Job:
Show each line that has the string "ylabel" in it.

=-=-=-=-=

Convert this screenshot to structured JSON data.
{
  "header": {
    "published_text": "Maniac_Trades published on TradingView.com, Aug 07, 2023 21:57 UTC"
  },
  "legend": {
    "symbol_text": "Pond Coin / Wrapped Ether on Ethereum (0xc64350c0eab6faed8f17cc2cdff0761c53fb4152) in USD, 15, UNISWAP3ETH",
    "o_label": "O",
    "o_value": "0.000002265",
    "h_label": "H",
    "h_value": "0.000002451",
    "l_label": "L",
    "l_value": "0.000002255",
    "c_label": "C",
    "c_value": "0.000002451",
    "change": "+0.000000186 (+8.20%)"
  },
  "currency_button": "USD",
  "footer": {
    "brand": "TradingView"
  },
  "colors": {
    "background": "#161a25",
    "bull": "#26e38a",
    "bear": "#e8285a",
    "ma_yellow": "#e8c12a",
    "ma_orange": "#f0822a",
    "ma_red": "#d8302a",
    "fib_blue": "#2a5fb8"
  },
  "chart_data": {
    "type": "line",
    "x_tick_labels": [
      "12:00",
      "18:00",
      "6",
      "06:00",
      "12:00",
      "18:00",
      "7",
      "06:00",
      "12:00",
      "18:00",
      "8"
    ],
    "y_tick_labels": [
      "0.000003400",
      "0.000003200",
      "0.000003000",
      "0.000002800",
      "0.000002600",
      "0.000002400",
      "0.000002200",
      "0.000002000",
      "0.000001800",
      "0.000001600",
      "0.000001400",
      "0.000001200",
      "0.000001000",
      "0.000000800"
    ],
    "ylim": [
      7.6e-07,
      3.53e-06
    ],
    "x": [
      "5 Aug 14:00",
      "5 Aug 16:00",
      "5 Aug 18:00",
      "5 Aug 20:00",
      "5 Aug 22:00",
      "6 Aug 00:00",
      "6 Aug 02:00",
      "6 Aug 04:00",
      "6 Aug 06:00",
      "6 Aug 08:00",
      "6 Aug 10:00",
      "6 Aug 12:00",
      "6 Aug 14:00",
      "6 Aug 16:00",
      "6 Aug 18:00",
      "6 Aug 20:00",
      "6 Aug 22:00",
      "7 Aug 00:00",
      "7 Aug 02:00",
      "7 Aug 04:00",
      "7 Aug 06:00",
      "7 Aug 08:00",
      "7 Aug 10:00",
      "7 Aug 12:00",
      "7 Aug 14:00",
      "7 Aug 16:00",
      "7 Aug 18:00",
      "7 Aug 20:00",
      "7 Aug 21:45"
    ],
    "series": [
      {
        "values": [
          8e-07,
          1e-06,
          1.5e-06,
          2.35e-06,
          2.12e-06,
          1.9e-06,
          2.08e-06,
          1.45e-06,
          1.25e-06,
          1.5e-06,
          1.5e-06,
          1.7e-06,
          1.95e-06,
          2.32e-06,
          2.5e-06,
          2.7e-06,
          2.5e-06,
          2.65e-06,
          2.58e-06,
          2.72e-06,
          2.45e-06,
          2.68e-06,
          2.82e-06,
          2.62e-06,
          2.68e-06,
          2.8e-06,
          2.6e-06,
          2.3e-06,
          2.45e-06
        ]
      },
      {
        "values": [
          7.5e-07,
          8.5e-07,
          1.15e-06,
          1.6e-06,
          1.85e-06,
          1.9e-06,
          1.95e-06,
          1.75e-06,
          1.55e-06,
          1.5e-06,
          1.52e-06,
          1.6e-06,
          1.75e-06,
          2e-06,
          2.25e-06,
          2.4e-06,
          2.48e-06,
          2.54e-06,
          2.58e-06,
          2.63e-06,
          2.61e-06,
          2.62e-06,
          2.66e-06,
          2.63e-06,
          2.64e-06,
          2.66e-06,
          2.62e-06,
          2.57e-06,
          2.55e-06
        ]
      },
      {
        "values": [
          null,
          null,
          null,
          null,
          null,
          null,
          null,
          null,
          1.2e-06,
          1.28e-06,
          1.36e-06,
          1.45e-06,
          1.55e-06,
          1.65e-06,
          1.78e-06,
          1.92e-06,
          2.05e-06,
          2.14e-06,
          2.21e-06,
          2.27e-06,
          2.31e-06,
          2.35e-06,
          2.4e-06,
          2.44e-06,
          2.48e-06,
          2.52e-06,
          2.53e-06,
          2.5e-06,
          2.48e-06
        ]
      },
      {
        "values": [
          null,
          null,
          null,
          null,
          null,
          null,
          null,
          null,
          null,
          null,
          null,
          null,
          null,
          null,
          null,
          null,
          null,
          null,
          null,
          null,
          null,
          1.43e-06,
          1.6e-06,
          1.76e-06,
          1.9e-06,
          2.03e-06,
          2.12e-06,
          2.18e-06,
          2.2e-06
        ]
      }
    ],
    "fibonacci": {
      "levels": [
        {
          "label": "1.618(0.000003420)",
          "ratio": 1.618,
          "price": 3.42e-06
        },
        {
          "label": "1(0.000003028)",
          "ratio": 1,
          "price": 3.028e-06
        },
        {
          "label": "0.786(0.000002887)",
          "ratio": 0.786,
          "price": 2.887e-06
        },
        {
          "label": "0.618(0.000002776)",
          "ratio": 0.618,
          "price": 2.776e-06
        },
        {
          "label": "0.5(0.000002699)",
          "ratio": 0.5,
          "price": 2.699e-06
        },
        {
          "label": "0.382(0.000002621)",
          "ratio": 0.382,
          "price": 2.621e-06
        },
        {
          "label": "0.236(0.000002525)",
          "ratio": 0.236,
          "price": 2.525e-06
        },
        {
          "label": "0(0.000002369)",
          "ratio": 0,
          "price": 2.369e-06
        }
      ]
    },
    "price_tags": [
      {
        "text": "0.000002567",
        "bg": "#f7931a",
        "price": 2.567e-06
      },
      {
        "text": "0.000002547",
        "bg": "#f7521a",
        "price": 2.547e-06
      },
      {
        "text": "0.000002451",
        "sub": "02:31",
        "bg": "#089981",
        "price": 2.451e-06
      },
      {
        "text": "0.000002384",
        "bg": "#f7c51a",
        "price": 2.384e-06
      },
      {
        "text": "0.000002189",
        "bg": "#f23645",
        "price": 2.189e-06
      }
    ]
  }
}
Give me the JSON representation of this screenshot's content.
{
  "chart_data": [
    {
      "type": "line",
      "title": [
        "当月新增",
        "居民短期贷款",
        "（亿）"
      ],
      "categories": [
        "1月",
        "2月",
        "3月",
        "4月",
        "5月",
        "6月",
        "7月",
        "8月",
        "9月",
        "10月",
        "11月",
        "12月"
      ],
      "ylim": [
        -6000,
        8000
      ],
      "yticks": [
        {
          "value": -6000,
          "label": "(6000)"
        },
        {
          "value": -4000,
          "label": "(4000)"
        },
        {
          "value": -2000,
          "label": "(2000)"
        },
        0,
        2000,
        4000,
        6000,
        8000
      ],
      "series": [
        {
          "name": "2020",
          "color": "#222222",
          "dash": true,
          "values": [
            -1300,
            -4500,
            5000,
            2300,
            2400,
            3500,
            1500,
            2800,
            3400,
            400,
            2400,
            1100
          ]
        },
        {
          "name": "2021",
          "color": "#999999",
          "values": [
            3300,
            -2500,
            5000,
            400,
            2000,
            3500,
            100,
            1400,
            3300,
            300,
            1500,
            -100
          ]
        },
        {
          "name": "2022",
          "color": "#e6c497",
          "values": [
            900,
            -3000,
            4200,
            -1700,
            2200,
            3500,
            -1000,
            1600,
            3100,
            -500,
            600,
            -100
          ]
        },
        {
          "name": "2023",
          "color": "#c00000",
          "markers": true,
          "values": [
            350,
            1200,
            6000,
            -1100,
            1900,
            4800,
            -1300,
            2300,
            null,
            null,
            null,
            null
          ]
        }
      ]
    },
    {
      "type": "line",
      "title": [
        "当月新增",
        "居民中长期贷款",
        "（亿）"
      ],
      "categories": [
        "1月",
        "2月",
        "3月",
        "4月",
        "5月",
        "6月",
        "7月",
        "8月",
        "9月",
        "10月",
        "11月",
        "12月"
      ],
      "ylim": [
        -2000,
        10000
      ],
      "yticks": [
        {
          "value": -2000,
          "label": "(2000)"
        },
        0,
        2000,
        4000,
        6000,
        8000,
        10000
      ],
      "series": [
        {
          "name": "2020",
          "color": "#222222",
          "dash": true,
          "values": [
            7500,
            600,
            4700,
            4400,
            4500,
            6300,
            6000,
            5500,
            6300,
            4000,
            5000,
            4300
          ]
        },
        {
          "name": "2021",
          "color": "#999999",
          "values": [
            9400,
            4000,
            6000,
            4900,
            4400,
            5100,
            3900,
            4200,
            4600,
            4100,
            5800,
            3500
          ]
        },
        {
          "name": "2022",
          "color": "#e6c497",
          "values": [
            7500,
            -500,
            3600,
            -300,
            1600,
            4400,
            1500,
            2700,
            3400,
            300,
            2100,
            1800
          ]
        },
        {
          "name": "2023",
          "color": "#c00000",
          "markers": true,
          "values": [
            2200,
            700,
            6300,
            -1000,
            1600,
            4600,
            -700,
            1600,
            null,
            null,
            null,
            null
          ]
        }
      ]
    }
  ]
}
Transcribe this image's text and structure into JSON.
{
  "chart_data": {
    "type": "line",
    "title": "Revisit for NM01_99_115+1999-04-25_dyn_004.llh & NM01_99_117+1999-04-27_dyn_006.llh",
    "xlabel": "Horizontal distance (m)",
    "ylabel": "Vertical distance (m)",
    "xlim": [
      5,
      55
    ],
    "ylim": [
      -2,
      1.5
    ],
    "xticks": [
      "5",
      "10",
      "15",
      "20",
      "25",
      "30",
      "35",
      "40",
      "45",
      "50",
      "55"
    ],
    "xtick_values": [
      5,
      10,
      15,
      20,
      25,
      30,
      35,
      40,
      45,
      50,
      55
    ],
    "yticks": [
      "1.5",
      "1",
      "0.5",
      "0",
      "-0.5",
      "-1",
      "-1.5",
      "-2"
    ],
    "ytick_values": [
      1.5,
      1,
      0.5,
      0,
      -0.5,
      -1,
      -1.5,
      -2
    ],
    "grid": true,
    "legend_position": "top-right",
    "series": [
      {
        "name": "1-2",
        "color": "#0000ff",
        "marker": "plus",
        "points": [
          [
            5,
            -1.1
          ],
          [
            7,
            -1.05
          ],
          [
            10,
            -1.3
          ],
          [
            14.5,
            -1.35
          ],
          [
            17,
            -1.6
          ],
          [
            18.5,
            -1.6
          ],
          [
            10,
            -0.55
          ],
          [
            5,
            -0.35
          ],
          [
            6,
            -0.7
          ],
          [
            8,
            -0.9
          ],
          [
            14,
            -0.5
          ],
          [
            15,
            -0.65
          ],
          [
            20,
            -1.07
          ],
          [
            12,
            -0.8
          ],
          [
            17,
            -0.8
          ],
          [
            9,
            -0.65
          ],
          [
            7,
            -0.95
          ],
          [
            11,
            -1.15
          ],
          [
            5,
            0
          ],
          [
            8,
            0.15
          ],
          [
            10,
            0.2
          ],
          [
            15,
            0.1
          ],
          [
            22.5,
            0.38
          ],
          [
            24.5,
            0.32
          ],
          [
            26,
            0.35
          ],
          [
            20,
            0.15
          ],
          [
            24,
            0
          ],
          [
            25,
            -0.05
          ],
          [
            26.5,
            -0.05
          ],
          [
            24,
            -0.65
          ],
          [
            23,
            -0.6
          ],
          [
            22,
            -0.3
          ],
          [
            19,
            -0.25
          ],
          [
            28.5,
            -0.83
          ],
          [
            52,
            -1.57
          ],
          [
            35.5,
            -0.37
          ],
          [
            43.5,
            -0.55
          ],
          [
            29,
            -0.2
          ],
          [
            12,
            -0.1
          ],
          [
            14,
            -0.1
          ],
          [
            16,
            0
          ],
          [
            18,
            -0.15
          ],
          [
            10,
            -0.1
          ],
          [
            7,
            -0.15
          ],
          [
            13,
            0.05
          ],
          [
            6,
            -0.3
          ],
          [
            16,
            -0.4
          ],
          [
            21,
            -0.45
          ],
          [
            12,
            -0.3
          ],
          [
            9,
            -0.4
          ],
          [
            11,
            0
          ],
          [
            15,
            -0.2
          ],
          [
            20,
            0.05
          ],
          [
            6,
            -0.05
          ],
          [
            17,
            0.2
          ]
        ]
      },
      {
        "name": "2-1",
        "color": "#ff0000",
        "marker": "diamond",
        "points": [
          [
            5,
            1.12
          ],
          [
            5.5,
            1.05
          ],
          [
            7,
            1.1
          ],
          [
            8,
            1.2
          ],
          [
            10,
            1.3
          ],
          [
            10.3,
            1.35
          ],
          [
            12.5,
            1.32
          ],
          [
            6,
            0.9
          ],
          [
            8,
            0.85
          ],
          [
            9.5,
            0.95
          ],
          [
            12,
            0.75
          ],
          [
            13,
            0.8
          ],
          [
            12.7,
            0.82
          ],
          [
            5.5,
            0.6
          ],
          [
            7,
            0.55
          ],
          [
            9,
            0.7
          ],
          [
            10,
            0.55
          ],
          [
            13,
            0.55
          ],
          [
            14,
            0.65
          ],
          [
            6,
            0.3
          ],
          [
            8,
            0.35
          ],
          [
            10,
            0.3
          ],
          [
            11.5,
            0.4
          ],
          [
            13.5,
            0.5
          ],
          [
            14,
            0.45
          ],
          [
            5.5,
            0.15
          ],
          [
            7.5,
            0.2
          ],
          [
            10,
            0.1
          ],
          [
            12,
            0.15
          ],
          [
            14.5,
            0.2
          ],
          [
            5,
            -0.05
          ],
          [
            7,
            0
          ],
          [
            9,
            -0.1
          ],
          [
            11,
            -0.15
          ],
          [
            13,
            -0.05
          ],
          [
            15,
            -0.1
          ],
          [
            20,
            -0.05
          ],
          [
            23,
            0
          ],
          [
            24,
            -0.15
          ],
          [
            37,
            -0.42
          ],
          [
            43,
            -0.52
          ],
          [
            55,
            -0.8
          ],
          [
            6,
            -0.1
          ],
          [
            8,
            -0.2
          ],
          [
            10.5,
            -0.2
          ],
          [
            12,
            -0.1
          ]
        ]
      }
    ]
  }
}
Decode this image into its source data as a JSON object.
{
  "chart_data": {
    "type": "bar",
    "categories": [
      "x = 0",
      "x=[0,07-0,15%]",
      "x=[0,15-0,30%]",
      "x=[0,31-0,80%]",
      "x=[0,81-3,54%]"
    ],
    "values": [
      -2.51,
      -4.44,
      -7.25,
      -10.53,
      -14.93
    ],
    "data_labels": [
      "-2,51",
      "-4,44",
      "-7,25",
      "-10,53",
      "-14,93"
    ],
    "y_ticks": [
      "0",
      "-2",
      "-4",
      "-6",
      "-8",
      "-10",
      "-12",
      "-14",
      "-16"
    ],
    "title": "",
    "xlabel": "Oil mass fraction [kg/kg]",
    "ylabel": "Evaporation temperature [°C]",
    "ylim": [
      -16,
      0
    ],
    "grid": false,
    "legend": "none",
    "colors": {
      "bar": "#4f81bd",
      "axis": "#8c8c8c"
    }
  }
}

=-=-=-=-=

Exercise response:
    "ylabel": "Vertical distance (m)",
    "ylabel": "Evaporation temperature [°C]",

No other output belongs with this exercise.